INSTRUCTIONS TO FOLLOW: Each line that follows is to be retyped exactly.

DATASET RECORDS:

---

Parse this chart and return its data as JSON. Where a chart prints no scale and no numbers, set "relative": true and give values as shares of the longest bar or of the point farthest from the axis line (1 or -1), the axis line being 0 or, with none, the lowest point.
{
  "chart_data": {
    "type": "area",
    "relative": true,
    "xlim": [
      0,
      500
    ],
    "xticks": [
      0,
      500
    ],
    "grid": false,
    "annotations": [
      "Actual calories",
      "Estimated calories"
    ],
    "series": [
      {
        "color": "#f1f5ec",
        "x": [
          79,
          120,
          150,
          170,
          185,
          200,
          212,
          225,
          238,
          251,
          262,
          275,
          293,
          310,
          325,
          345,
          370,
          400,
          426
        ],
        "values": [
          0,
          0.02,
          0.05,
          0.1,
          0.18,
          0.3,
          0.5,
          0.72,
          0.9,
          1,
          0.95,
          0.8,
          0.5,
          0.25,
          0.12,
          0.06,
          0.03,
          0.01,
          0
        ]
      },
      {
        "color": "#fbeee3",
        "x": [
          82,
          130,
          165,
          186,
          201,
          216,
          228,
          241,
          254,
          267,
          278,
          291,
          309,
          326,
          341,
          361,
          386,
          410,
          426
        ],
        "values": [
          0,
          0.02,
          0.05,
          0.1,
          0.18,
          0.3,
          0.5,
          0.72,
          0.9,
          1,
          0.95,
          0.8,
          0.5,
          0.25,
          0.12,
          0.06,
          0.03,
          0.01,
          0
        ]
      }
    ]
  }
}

---

SOLUTION BELOW:
Parse this chart and return its data as JSON. Where a chart prints no scale and no numbers, set "relative": true and give values as shares of the longest bar or of the point farthest from the axis line (1 or -1), the axis line being 0 or, with none, the lowest point.
{
  "chart_data": {
    "type": "area",
    "relative": true,
    "xlim": [
      0,
      500
    ],
    "xticks": [
      0,
      500
    ],
    "grid": false,
    "annotations": [
      "Actual calories",
      "Estimated calories"
    ],
    "series": [
      {
        "color": "#f1f5ec",
        "x": [
          79,
          120,
          150,
          170,
          185,
          200,
          212,
          225,
          238,
          251,
          262,
          275,
          293,
          310,
          325,
          345,
          370,
          400,
          426
        ],
        "values": [
          0,
          0.02,
          0.05,
          0.1,
          0.18,
          0.3,
          0.5,
          0.72,
          0.9,
          1,
          0.95,
          0.8,
          0.5,
          0.25,
          0.12,
          0.06,
          0.03,
          0.01,
          0
        ]
      },
      {
        "color": "#fbeee3",
        "x": [
          82,
          130,
          165,
          186,
          201,
          216,
          228,
          241,
          254,
          267,
          278,
          291,
          309,
          326,
          341,
          361,
          386,
          410,
          426
        ],
        "values": [
          0,
          0.02,
          0.05,
          0.1,
          0.18,
          0.3,
          0.5,
          0.72,
          0.9,
          1,
          0.95,
          0.8,
          0.5,
          0.25,
          0.12,
          0.06,
          0.03,
          0.01,
          0
        ]
      }
    ]
  }
}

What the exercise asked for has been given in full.